The records below must be transcribed exactly. Do not include the pictures.

— START Data in this exercise —

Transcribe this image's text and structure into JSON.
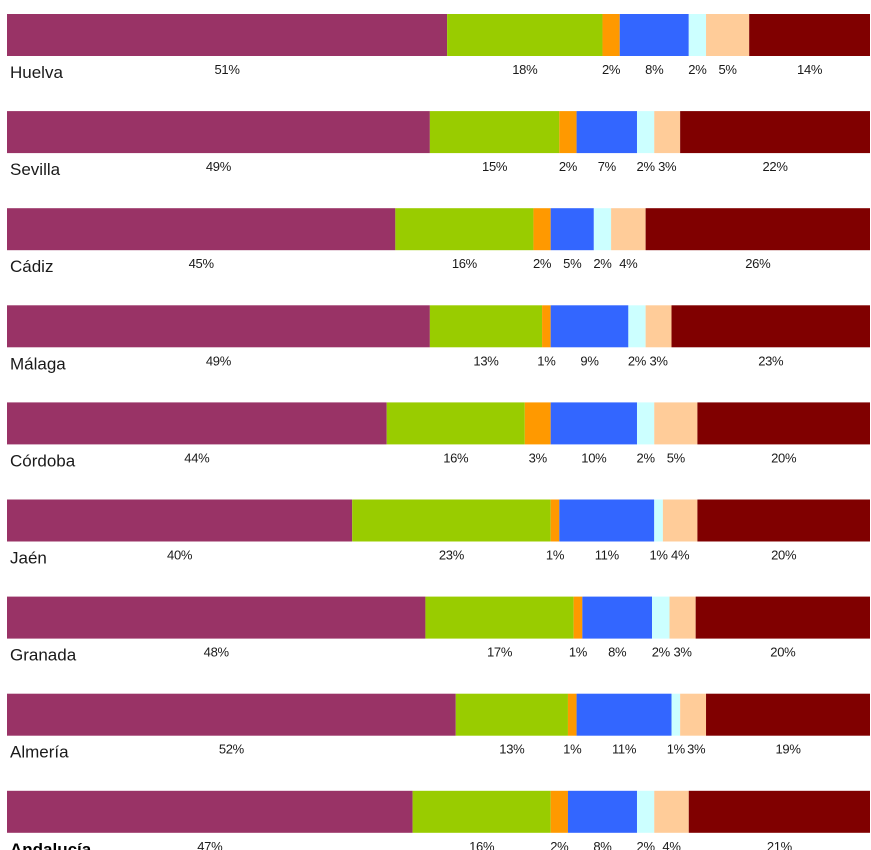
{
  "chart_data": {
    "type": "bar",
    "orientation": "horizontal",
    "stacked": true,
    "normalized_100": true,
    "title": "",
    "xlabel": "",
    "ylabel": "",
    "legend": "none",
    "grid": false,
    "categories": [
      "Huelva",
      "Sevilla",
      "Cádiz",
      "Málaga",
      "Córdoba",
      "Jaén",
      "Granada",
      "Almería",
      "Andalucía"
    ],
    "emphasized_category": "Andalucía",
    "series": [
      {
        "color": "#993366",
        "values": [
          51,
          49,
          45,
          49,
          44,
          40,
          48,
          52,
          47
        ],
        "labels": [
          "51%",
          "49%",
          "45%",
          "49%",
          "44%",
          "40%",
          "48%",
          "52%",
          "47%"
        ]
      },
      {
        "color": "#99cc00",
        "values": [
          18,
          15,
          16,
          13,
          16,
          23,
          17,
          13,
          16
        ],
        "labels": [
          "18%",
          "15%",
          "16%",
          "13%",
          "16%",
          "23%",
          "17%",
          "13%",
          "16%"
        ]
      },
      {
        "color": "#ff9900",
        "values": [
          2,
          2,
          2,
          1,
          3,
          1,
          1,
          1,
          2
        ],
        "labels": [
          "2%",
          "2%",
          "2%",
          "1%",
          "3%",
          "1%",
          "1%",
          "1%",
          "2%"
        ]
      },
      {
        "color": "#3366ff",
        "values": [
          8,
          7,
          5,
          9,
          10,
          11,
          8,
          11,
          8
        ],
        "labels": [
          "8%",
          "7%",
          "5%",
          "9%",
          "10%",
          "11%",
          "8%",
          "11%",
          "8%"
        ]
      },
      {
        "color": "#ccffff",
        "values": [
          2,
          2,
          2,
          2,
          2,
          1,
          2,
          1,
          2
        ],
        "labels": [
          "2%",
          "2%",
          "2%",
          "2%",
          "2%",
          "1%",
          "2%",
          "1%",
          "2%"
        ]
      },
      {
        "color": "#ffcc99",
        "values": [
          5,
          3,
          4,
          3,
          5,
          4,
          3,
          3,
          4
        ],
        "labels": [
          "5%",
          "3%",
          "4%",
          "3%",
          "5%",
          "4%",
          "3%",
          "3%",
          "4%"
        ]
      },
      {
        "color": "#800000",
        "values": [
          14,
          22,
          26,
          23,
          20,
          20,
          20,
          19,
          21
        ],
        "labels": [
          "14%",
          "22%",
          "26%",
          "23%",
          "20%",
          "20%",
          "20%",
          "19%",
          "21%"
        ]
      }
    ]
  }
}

— END Data in this exercise —

§ **The result**
Transcribe this image's text and structure into JSON.
{
  "chart_data": {
    "type": "bar",
    "orientation": "horizontal",
    "stacked": true,
    "normalized_100": true,
    "title": "",
    "xlabel": "",
    "ylabel": "",
    "legend": "none",
    "grid": false,
    "categories": [
      "Huelva",
      "Sevilla",
      "Cádiz",
      "Málaga",
      "Córdoba",
      "Jaén",
      "Granada",
      "Almería",
      "Andalucía"
    ],
    "emphasized_category": "Andalucía",
    "series": [
      {
        "color": "#993366",
        "values": [
          51,
          49,
          45,
          49,
          44,
          40,
          48,
          52,
          47
        ],
        "labels": [
          "51%",
          "49%",
          "45%",
          "49%",
          "44%",
          "40%",
          "48%",
          "52%",
          "47%"
        ]
      },
      {
        "color": "#99cc00",
        "values": [
          18,
          15,
          16,
          13,
          16,
          23,
          17,
          13,
          16
        ],
        "labels": [
          "18%",
          "15%",
          "16%",
          "13%",
          "16%",
          "23%",
          "17%",
          "13%",
          "16%"
        ]
      },
      {
        "color": "#ff9900",
        "values": [
          2,
          2,
          2,
          1,
          3,
          1,
          1,
          1,
          2
        ],
        "labels": [
          "2%",
          "2%",
          "2%",
          "1%",
          "3%",
          "1%",
          "1%",
          "1%",
          "2%"
        ]
      },
      {
        "color": "#3366ff",
        "values": [
          8,
          7,
          5,
          9,
          10,
          11,
          8,
          11,
          8
        ],
        "labels": [
          "8%",
          "7%",
          "5%",
          "9%",
          "10%",
          "11%",
          "8%",
          "11%",
          "8%"
        ]
      },
      {
        "color": "#ccffff",
        "values": [
          2,
          2,
          2,
          2,
          2,
          1,
          2,
          1,
          2
        ],
        "labels": [
          "2%",
          "2%",
          "2%",
          "2%",
          "2%",
          "1%",
          "2%",
          "1%",
          "2%"
        ]
      },
      {
        "color": "#ffcc99",
        "values": [
          5,
          3,
          4,
          3,
          5,
          4,
          3,
          3,
          4
        ],
        "labels": [
          "5%",
          "3%",
          "4%",
          "3%",
          "5%",
          "4%",
          "3%",
          "3%",
          "4%"
        ]
      },
      {
        "color": "#800000",
        "values": [
          14,
          22,
          26,
          23,
          20,
          20,
          20,
          19,
          21
        ],
        "labels": [
          "14%",
          "22%",
          "26%",
          "23%",
          "20%",
          "20%",
          "20%",
          "19%",
          "21%"
        ]
      }
    ]
  }
}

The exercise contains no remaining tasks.